┌──

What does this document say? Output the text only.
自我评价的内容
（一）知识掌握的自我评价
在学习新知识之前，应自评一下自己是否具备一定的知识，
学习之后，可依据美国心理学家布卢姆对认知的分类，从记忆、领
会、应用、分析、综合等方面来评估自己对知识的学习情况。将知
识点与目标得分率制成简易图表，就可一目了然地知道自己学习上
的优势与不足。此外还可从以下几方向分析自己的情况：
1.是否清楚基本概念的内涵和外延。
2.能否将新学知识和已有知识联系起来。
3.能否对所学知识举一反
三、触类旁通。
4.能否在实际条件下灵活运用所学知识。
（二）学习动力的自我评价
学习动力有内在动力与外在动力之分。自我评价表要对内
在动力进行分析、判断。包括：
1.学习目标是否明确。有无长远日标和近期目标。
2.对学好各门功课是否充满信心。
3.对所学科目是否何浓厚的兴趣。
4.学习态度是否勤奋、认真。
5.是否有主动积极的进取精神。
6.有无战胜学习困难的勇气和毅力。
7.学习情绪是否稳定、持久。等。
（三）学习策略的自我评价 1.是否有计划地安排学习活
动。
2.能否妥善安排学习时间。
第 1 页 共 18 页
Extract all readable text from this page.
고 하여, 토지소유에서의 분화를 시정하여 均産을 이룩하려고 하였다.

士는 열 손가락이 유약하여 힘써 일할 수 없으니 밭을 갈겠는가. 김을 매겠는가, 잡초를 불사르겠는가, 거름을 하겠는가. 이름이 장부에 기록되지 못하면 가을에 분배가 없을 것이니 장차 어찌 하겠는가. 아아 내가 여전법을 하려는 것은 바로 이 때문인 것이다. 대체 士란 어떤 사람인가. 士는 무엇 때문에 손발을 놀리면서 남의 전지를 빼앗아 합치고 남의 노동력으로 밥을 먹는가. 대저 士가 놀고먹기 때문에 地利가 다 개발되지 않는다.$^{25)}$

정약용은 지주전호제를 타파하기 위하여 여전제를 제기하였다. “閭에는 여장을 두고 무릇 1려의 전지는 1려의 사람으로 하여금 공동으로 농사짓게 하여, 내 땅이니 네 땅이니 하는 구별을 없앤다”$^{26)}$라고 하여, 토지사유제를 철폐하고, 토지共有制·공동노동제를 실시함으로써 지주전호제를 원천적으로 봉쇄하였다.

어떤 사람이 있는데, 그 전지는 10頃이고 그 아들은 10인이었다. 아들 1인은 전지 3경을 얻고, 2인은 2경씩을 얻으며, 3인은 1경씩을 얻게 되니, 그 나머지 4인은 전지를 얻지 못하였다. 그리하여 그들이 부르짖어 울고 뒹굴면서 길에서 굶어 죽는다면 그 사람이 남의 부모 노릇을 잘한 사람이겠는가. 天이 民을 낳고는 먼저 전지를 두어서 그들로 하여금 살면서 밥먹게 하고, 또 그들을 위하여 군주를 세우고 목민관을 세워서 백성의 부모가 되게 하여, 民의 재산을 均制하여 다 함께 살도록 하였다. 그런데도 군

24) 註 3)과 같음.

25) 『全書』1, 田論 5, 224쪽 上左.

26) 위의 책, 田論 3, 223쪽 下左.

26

└──

From the data, pick out every line that includes "this".

What does this document say? Output the text only.
Extract all readable text from this page.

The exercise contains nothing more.